TASK OBJECTIVE:
Reproduce the material exactly, omitting nothing.

EXERCISE INPUT:
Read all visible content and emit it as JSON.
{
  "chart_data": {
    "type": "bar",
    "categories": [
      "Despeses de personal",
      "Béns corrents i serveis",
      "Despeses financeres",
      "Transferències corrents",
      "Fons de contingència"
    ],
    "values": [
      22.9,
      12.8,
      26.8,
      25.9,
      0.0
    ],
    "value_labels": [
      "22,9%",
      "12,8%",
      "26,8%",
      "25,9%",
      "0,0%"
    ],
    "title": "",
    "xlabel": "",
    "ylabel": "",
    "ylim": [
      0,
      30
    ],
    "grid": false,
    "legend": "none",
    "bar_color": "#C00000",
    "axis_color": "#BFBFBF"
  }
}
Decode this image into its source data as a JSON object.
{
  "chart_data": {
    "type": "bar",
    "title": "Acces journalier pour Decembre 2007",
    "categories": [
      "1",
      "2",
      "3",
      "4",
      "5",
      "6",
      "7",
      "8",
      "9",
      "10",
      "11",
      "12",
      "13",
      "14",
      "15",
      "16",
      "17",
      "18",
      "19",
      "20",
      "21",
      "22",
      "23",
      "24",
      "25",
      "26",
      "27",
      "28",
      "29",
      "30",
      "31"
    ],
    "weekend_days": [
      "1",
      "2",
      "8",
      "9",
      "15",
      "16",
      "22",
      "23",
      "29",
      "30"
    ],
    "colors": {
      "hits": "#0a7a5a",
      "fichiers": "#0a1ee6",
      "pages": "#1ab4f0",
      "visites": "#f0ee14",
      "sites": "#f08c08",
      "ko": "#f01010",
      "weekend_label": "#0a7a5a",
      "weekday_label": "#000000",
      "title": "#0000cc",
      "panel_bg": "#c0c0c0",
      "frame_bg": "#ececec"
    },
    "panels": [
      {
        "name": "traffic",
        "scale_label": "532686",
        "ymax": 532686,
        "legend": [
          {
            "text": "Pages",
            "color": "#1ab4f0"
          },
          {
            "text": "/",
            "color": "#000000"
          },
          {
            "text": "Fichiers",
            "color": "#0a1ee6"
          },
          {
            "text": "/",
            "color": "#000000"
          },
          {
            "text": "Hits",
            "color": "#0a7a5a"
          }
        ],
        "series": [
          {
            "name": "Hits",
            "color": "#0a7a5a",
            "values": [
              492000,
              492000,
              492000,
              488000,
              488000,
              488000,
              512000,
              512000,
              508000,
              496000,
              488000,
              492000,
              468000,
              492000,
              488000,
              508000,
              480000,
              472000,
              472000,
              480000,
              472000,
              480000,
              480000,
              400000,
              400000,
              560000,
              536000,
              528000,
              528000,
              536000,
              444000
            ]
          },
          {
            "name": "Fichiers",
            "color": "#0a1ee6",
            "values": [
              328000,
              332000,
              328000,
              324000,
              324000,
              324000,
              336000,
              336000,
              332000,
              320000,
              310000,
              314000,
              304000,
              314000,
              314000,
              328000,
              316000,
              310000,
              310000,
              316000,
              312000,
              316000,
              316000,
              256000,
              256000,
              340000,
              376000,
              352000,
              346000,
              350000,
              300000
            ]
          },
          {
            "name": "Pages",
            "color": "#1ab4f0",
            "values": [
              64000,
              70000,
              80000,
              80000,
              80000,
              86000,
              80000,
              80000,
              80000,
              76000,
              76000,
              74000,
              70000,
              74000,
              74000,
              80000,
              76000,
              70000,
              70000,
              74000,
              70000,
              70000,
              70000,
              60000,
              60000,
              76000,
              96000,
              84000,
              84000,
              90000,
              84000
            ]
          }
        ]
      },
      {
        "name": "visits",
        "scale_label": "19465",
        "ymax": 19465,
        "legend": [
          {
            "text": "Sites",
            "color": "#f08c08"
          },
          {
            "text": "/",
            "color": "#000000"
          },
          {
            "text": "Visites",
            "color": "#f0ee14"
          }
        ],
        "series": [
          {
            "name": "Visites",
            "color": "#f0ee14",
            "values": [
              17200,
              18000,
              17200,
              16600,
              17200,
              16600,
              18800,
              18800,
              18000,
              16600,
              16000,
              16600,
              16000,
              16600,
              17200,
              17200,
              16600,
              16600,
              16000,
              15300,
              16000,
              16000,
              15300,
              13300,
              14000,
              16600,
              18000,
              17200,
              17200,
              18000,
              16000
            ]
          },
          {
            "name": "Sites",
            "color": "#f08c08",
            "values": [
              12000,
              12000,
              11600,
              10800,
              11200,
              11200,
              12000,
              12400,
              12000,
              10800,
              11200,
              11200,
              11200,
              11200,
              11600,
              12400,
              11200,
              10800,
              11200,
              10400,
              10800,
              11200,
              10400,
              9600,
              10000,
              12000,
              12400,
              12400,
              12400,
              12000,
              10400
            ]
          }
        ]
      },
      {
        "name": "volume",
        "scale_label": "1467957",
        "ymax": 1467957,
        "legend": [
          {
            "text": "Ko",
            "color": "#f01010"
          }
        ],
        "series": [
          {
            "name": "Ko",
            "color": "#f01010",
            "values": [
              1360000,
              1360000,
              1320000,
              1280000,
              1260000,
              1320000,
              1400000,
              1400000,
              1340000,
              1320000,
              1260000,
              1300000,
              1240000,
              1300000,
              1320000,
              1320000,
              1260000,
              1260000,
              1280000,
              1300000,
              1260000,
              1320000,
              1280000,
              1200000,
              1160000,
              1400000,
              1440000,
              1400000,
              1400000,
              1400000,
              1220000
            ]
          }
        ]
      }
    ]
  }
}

FINISHED EXERCISE:
Read all visible content and emit it as JSON.
{
  "chart_data": {
    "type": "bar",
    "categories": [
      "Despeses de personal",
      "Béns corrents i serveis",
      "Despeses financeres",
      "Transferències corrents",
      "Fons de contingència"
    ],
    "values": [
      22.9,
      12.8,
      26.8,
      25.9,
      0.0
    ],
    "value_labels": [
      "22,9%",
      "12,8%",
      "26,8%",
      "25,9%",
      "0,0%"
    ],
    "title": "",
    "xlabel": "",
    "ylabel": "",
    "ylim": [
      0,
      30
    ],
    "grid": false,
    "legend": "none",
    "bar_color": "#C00000",
    "axis_color": "#BFBFBF"
  }
}
Decode this image into its source data as a JSON object.
{
  "chart_data": {
    "type": "bar",
    "title": "Acces journalier pour Decembre 2007",
    "categories": [
      "1",
      "2",
      "3",
      "4",
      "5",
      "6",
      "7",
      "8",
      "9",
      "10",
      "11",
      "12",
      "13",
      "14",
      "15",
      "16",
      "17",
      "18",
      "19",
      "20",
      "21",
      "22",
      "23",
      "24",
      "25",
      "26",
      "27",
      "28",
      "29",
      "30",
      "31"
    ],
    "weekend_days": [
      "1",
      "2",
      "8",
      "9",
      "15",
      "16",
      "22",
      "23",
      "29",
      "30"
    ],
    "colors": {
      "hits": "#0a7a5a",
      "fichiers": "#0a1ee6",
      "pages": "#1ab4f0",
      "visites": "#f0ee14",
      "sites": "#f08c08",
      "ko": "#f01010",
      "weekend_label": "#0a7a5a",
      "weekday_label": "#000000",
      "title": "#0000cc",
      "panel_bg": "#c0c0c0",
      "frame_bg": "#ececec"
    },
    "panels": [
      {
        "name": "traffic",
        "scale_label": "532686",
        "ymax": 532686,
        "legend": [
          {
            "text": "Pages",
            "color": "#1ab4f0"
          },
          {
            "text": "/",
            "color": "#000000"
          },
          {
            "text": "Fichiers",
            "color": "#0a1ee6"
          },
          {
            "text": "/",
            "color": "#000000"
          },
          {
            "text": "Hits",
            "color": "#0a7a5a"
          }
        ],
        "series": [
          {
            "name": "Hits",
            "color": "#0a7a5a",
            "values": [
              492000,
              492000,
              492000,
              488000,
              488000,
              488000,
              512000,
              512000,
              508000,
              496000,
              488000,
              492000,
              468000,
              492000,
              488000,
              508000,
              480000,
              472000,
              472000,
              480000,
              472000,
              480000,
              480000,
              400000,
              400000,
              560000,
              536000,
              528000,
              528000,
              536000,
              444000
            ]
          },
          {
            "name": "Fichiers",
            "color": "#0a1ee6",
            "values": [
              328000,
              332000,
              328000,
              324000,
              324000,
              324000,
              336000,
              336000,
              332000,
              320000,
              310000,
              314000,
              304000,
              314000,
              314000,
              328000,
              316000,
              310000,
              310000,
              316000,
              312000,
              316000,
              316000,
              256000,
              256000,
              340000,
              376000,
              352000,
              346000,
              350000,
              300000
            ]
          },
          {
            "name": "Pages",
            "color": "#1ab4f0",
            "values": [
              64000,
              70000,
              80000,
              80000,
              80000,
              86000,
              80000,
              80000,
              80000,
              76000,
              76000,
              74000,
              70000,
              74000,
              74000,
              80000,
              76000,
              70000,
              70000,
              74000,
              70000,
              70000,
              70000,
              60000,
              60000,
              76000,
              96000,
              84000,
              84000,
              90000,
              84000
            ]
          }
        ]
      },
      {
        "name": "visits",
        "scale_label": "19465",
        "ymax": 19465,
        "legend": [
          {
            "text": "Sites",
            "color": "#f08c08"
          },
          {
            "text": "/",
            "color": "#000000"
          },
          {
            "text": "Visites",
            "color": "#f0ee14"
          }
        ],
        "series": [
          {
            "name": "Visites",
            "color": "#f0ee14",
            "values": [
              17200,
              18000,
              17200,
              16600,
              17200,
              16600,
              18800,
              18800,
              18000,
              16600,
              16000,
              16600,
              16000,
              16600,
              17200,
              17200,
              16600,
              16600,
              16000,
              15300,
              16000,
              16000,
              15300,
              13300,
              14000,
              16600,
              18000,
              17200,
              17200,
              18000,
              16000
            ]
          },
          {
            "name": "Sites",
            "color": "#f08c08",
            "values": [
              12000,
              12000,
              11600,
              10800,
              11200,
              11200,
              12000,
              12400,
              12000,
              10800,
              11200,
              11200,
              11200,
              11200,
              11600,
              12400,
              11200,
              10800,
              11200,
              10400,
              10800,
              11200,
              10400,
              9600,
              10000,
              12000,
              12400,
              12400,
              12400,
              12000,
              10400
            ]
          }
        ]
      },
      {
        "name": "volume",
        "scale_label": "1467957",
        "ymax": 1467957,
        "legend": [
          {
            "text": "Ko",
            "color": "#f01010"
          }
        ],
        "series": [
          {
            "name": "Ko",
            "color": "#f01010",
            "values": [
              1360000,
              1360000,
              1320000,
              1280000,
              1260000,
              1320000,
              1400000,
              1400000,
              1340000,
              1320000,
              1260000,
              1300000,
              1240000,
              1300000,
              1320000,
              1320000,
              1260000,
              1260000,
              1280000,
              1300000,
              1260000,
              1320000,
              1280000,
              1200000,
              1160000,
              1400000,
              1440000,
              1400000,
              1400000,
              1400000,
              1220000
            ]
          }
        ]
      }
    ]
  }
}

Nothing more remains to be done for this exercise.